**Aim**
Without the pictures, return each record as it appears.

**Given entries**
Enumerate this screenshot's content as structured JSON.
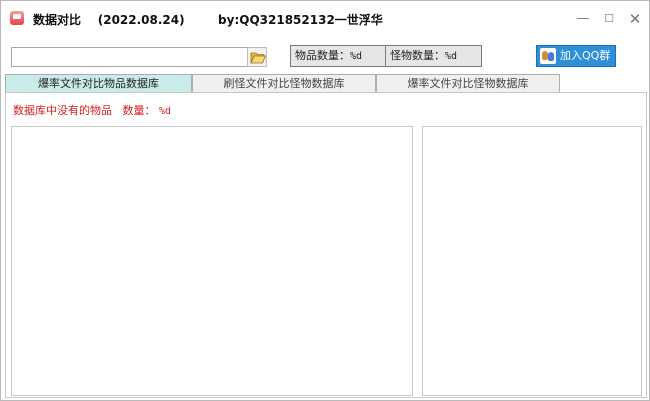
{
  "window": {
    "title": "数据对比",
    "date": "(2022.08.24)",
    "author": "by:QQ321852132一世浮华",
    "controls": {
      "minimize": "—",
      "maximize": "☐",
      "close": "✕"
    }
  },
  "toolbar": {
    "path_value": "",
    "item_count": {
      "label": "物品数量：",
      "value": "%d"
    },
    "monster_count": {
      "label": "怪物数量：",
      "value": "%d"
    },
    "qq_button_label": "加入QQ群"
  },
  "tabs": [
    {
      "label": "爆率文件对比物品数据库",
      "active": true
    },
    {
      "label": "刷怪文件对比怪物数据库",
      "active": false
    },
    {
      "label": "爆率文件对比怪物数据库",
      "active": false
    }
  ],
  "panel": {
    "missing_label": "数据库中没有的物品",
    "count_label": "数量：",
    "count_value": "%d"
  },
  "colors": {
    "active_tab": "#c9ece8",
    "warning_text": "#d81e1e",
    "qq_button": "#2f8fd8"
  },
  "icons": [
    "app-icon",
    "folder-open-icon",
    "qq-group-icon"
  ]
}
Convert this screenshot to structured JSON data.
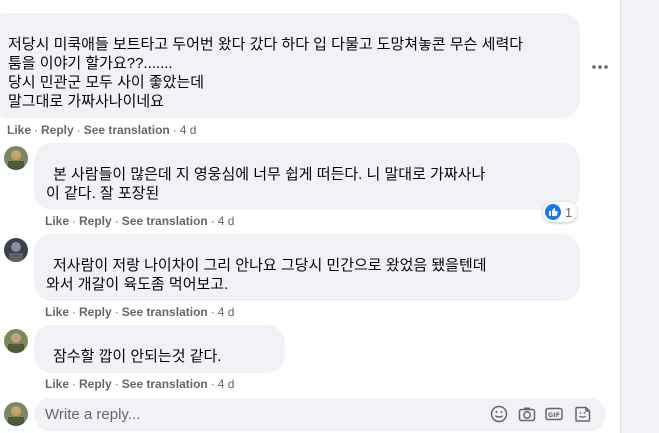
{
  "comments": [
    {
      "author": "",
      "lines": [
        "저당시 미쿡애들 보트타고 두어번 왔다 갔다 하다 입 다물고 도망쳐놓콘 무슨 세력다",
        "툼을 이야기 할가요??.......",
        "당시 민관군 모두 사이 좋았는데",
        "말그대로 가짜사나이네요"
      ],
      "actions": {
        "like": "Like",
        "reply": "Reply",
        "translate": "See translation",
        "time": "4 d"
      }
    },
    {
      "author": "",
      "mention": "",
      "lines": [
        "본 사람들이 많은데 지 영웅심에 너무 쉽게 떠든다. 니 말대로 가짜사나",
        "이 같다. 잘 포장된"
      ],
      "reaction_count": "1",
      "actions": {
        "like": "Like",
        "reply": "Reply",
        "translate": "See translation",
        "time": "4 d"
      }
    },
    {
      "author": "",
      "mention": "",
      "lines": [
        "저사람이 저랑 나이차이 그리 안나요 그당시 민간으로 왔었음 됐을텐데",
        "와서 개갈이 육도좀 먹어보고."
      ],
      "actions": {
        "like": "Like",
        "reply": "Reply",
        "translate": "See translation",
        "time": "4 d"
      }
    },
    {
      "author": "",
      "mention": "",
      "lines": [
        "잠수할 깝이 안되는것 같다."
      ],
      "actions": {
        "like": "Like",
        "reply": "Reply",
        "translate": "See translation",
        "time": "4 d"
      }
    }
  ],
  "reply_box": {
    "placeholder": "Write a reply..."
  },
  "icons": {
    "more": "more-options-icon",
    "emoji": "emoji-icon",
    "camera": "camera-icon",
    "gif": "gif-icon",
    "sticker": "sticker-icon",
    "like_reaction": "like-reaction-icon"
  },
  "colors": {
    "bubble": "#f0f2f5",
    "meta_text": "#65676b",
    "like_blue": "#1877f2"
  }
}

**Written answer**
Enumerate this screenshot's content as structured JSON.
{
  "window": {
    "title": "数据对比",
    "date": "(2022.08.24)",
    "author": "by:QQ321852132一世浮华",
    "controls": {
      "minimize": "—",
      "maximize": "☐",
      "close": "✕"
    }
  },
  "toolbar": {
    "path_value": "",
    "item_count": {
      "label": "物品数量：",
      "value": "%d"
    },
    "monster_count": {
      "label": "怪物数量：",
      "value": "%d"
    },
    "qq_button_label": "加入QQ群"
  },
  "tabs": [
    {
      "label": "爆率文件对比物品数据库",
      "active": true
    },
    {
      "label": "刷怪文件对比怪物数据库",
      "active": false
    },
    {
      "label": "爆率文件对比怪物数据库",
      "active": false
    }
  ],
  "panel": {
    "missing_label": "数据库中没有的物品",
    "count_label": "数量：",
    "count_value": "%d"
  },
  "colors": {
    "active_tab": "#c9ece8",
    "warning_text": "#d81e1e",
    "qq_button": "#2f8fd8"
  },
  "icons": [
    "app-icon",
    "folder-open-icon",
    "qq-group-icon"
  ]
}
Convert this screenshot to structured JSON data.
{
  "comments": [
    {
      "author": "",
      "lines": [
        "저당시 미쿡애들 보트타고 두어번 왔다 갔다 하다 입 다물고 도망쳐놓콘 무슨 세력다",
        "툼을 이야기 할가요??.......",
        "당시 민관군 모두 사이 좋았는데",
        "말그대로 가짜사나이네요"
      ],
      "actions": {
        "like": "Like",
        "reply": "Reply",
        "translate": "See translation",
        "time": "4 d"
      }
    },
    {
      "author": "",
      "mention": "",
      "lines": [
        "본 사람들이 많은데 지 영웅심에 너무 쉽게 떠든다. 니 말대로 가짜사나",
        "이 같다. 잘 포장된"
      ],
      "reaction_count": "1",
      "actions": {
        "like": "Like",
        "reply": "Reply",
        "translate": "See translation",
        "time": "4 d"
      }
    },
    {
      "author": "",
      "mention": "",
      "lines": [
        "저사람이 저랑 나이차이 그리 안나요 그당시 민간으로 왔었음 됐을텐데",
        "와서 개갈이 육도좀 먹어보고."
      ],
      "actions": {
        "like": "Like",
        "reply": "Reply",
        "translate": "See translation",
        "time": "4 d"
      }
    },
    {
      "author": "",
      "mention": "",
      "lines": [
        "잠수할 깝이 안되는것 같다."
      ],
      "actions": {
        "like": "Like",
        "reply": "Reply",
        "translate": "See translation",
        "time": "4 d"
      }
    }
  ],
  "reply_box": {
    "placeholder": "Write a reply..."
  },
  "icons": {
    "more": "more-options-icon",
    "emoji": "emoji-icon",
    "camera": "camera-icon",
    "gif": "gif-icon",
    "sticker": "sticker-icon",
    "like_reaction": "like-reaction-icon"
  },
  "colors": {
    "bubble": "#f0f2f5",
    "meta_text": "#65676b",
    "like_blue": "#1877f2"
  }
}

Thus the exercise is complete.